### ÉNONCÉ DE L'EXERCICE
Reproduisez fidèlement le passage de l'extrait sur l'enseignement précoce des langues situé entre « Aujourd'hui, le débat » et « pas programmée ? », ces deux bornes incluses.

### EXTRAIT
Soumis par Jean-François Kunzi le 25 mai 2007

Aujourd'hui, le débat ne porte heureusement plus sur la légitimité de l'enseignement précoce des langues à l'école obligatoire, même si certains doutent encore de l'efficacité des méthodes utilisées, jugées trop ludiques et ne prenant pas suffisamment en compte la conceptualisation. Les recommandations de l'Unesco, de l'Union européenne et du rapport Ludi ont fini par convaincre la CDIP qui a décidé d'introduire, afin que l'école publique conserve toute sa crédibilité, deux langues - l'allemand et l'anglais pour la Suisse romande - durant la scolarité primaire.

Quelle formation recevront les enseignants chargés de pratiquer l'enseignement précoce des langues ? La mort du généraliste n'est-elle pas programmée ?

La Suisse, si elle entend s'assurer une place importante dans le contexte mondial, a un urgent besoin de citoyens polyglottes. Le jeune enfant se caractérise, entre autres, par une envie de tout découvrir et par une absence d'à priori. De plus, de nombreuses études le démontrent, son cerveau a une capacité réceptrice extraordinaire, décroissant malheureusement avec l'avancement en âge, qui justifie pleinement, par exemple, l'enseignement précoce des deux langues, l'allemand et l'anglais, choisies, dans cet ordre, par la CIIP. On pourra même les ouvrir à celles parlées par leurs camarades...

Au terme de la scolarité obligatoire, le niveau moyen atteint actuellement, en allemand, notamment dans le domaine de l'expression orale, s'avère souvent décevant, même chez des futurs lycéens. Certains imputent volontiers cette «inefficacité» aux méthodes actuelles qui, à leurs yeux, revêtent, au départ, un caractère trop ludique et occultent l'élément primordial de la conceptualisation. A considérer les objectifs des différents plans d'études, ces reproches s'avèrent parfaitement injustifiés. Toutes les méthodes employées pour les atteindre intègrent les dernières découvertes de la recherche dans le domaine de la «physiologie» de l'apprentissage. Elles se soucient prioritairement, comme cela se passe tout naturellement pour la langue maternelle, de doter l'élève de moyens langagiers qui lui permettent, sans références grammaticales préalables, de s'exprimer volontiers et avec aisance.

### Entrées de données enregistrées
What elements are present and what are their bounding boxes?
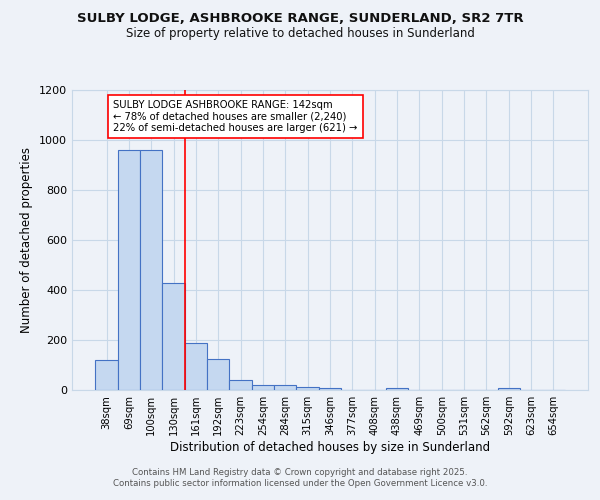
Bar xyxy=(296,387,319,390)
Bar xyxy=(95,360,118,390)
Bar xyxy=(252,385,274,390)
Bar xyxy=(207,359,229,390)
Bar xyxy=(185,342,207,390)
Text: SULBY LODGE, ASHBROOKE RANGE, SUNDERLAND, SR2 7TR: SULBY LODGE, ASHBROOKE RANGE, SUNDERLAND… xyxy=(77,12,523,26)
X-axis label: Distribution of detached houses by size in Sunderland: Distribution of detached houses by size … xyxy=(170,441,490,454)
Bar xyxy=(140,150,163,390)
Bar xyxy=(319,388,341,390)
Bar xyxy=(229,380,252,390)
Text: SULBY LODGE ASHBROOKE RANGE: 142sqm
← 78% of detached houses are smaller (2,240): SULBY LODGE ASHBROOKE RANGE: 142sqm ← 78… xyxy=(113,100,358,133)
Text: Size of property relative to detached houses in Sunderland: Size of property relative to detached ho… xyxy=(125,28,475,40)
Bar xyxy=(497,388,520,390)
Bar xyxy=(274,385,296,390)
Y-axis label: Number of detached properties: Number of detached properties xyxy=(20,147,34,333)
Bar xyxy=(386,388,408,390)
Bar xyxy=(118,150,140,390)
Bar xyxy=(163,282,185,390)
Text: Contains HM Land Registry data © Crown copyright and database right 2025.
Contai: Contains HM Land Registry data © Crown c… xyxy=(113,468,487,487)
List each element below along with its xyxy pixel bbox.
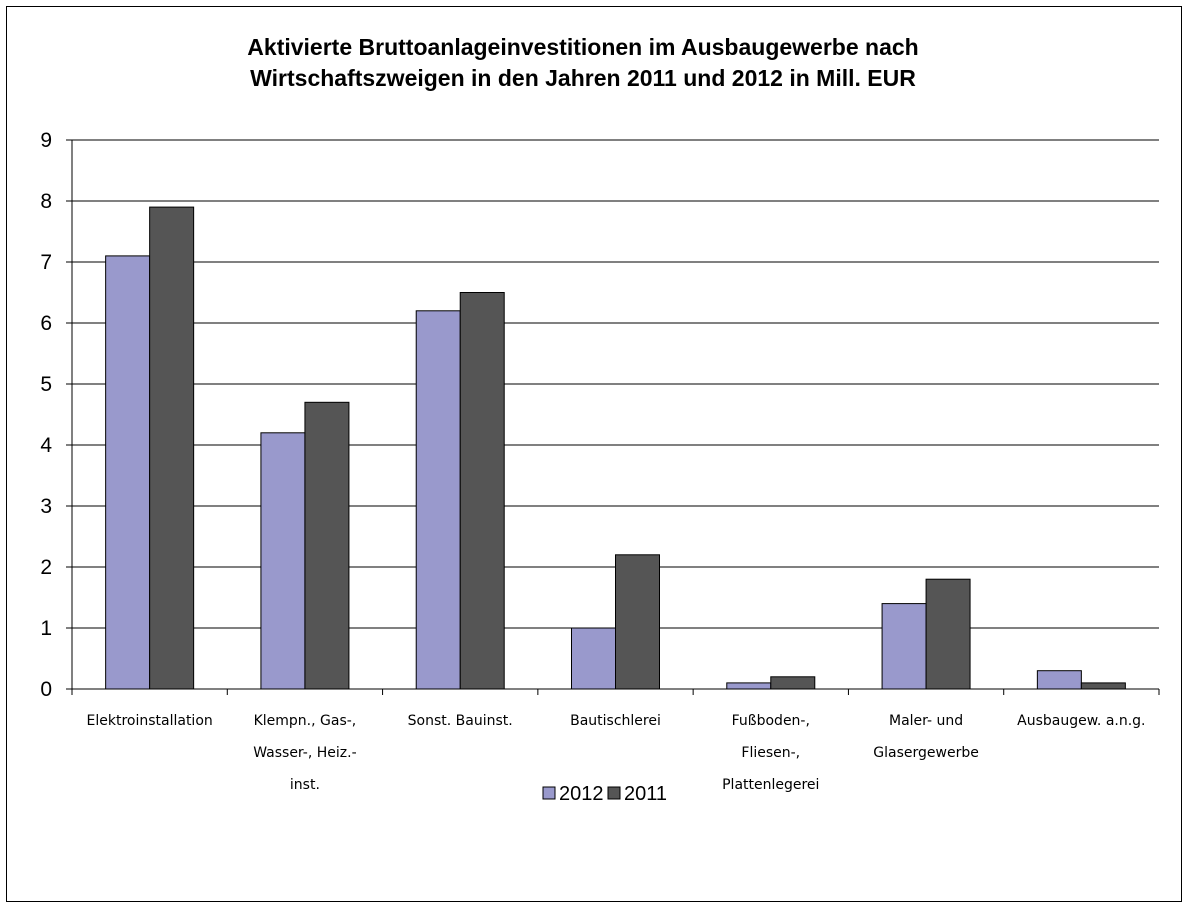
bar-2012-1 <box>260 432 306 690</box>
x-tick-label: Fliesen-, <box>741 745 800 761</box>
bar-2011-2 <box>459 292 505 690</box>
x-tick-label: Fußboden-, <box>732 713 810 729</box>
chart-title: Aktivierte Bruttoanlageinvestitionen im … <box>247 34 918 91</box>
y-tick-label: 0 <box>40 678 52 701</box>
bar-2012-4 <box>726 682 772 690</box>
bar-2011-0 <box>149 206 195 690</box>
bar-2011-3 <box>615 554 660 690</box>
y-tick-label: 5 <box>40 373 52 396</box>
bar-2012-6 <box>1036 670 1082 690</box>
y-tick-label: 8 <box>40 190 52 213</box>
bars <box>105 206 1126 690</box>
x-tick-label: Klempn., Gas-, <box>254 713 357 729</box>
chart-title-line: Aktivierte Bruttoanlageinvestitionen im … <box>247 34 918 60</box>
legend-label: 2012 <box>559 783 604 805</box>
bar-2012-5 <box>881 603 927 690</box>
y-tick-label: 4 <box>40 434 52 457</box>
y-tick-label: 6 <box>40 312 52 335</box>
y-tick-label: 1 <box>40 617 52 640</box>
x-tick-label: Plattenlegerei <box>722 777 819 793</box>
legend-swatch-2012 <box>542 786 556 800</box>
y-tick-label: 7 <box>40 251 52 274</box>
chart-title-line: Wirtschaftszweigen in den Jahren 2011 un… <box>250 65 916 91</box>
x-tick-label: Ausbaugew. a.n.g. <box>1017 713 1145 729</box>
y-tick-labels: 0 1 2 3 4 5 6 7 8 9 <box>40 129 52 701</box>
bar-2012-0 <box>105 255 151 690</box>
bar-2011-1 <box>304 401 350 690</box>
legend-label: 2011 <box>624 783 667 805</box>
bar-2012-3 <box>571 627 616 690</box>
bar-2011-5 <box>925 578 971 690</box>
x-tick-label: Maler- und <box>889 713 963 729</box>
x-tick-label: Sonst. Bauinst. <box>408 713 513 729</box>
chart-frame <box>6 6 1182 902</box>
y-tick-label: 3 <box>40 495 52 518</box>
x-tick-label: Wasser-, Heiz.- <box>253 745 356 761</box>
bar-2011-6 <box>1080 682 1126 690</box>
x-tick-label: Bautischlerei <box>570 713 661 729</box>
bar-2012-2 <box>415 310 461 690</box>
x-tick-label: Glasergewerbe <box>873 745 979 761</box>
gridlines <box>72 139 1159 629</box>
x-tick-labels: Elektroinstallation Klempn., Gas-, Wasser-… <box>87 713 1146 793</box>
y-tick-label: 9 <box>40 129 52 152</box>
legend: 2012 2011 <box>542 783 667 805</box>
legend-swatch-2011 <box>607 786 621 800</box>
x-tick-label: Elektroinstallation <box>87 713 213 729</box>
x-tick-label: inst. <box>290 777 320 793</box>
y-tick-label: 2 <box>40 556 52 579</box>
bar-2011-4 <box>770 676 816 690</box>
axes <box>66 139 1160 695</box>
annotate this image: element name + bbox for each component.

### RÉPONSE RÉDIGÉE
Aujourd'hui, le débat ne porte heureusement plus sur la légitimité de l'enseignement précoce des langues à l'école obligatoire, même si certains doutent encore de l'efficacité des méthodes utilisées, jugées trop ludiques et ne prenant pas suffisamment en compte la conceptualisation. Les recommandations de l'Unesco, de l'Union européenne et du rapport Ludi ont fini par convaincre la CDIP qui a décidé d'introduire, afin que l'école publique conserve toute sa crédibilité, deux langues - l'allemand et l'anglais pour la Suisse romande - durant la scolarité primaire.

Quelle formation recevront les enseignants chargés de pratiquer l'enseignement précoce des langues ? La mort du généraliste n'est-elle pas programmée ?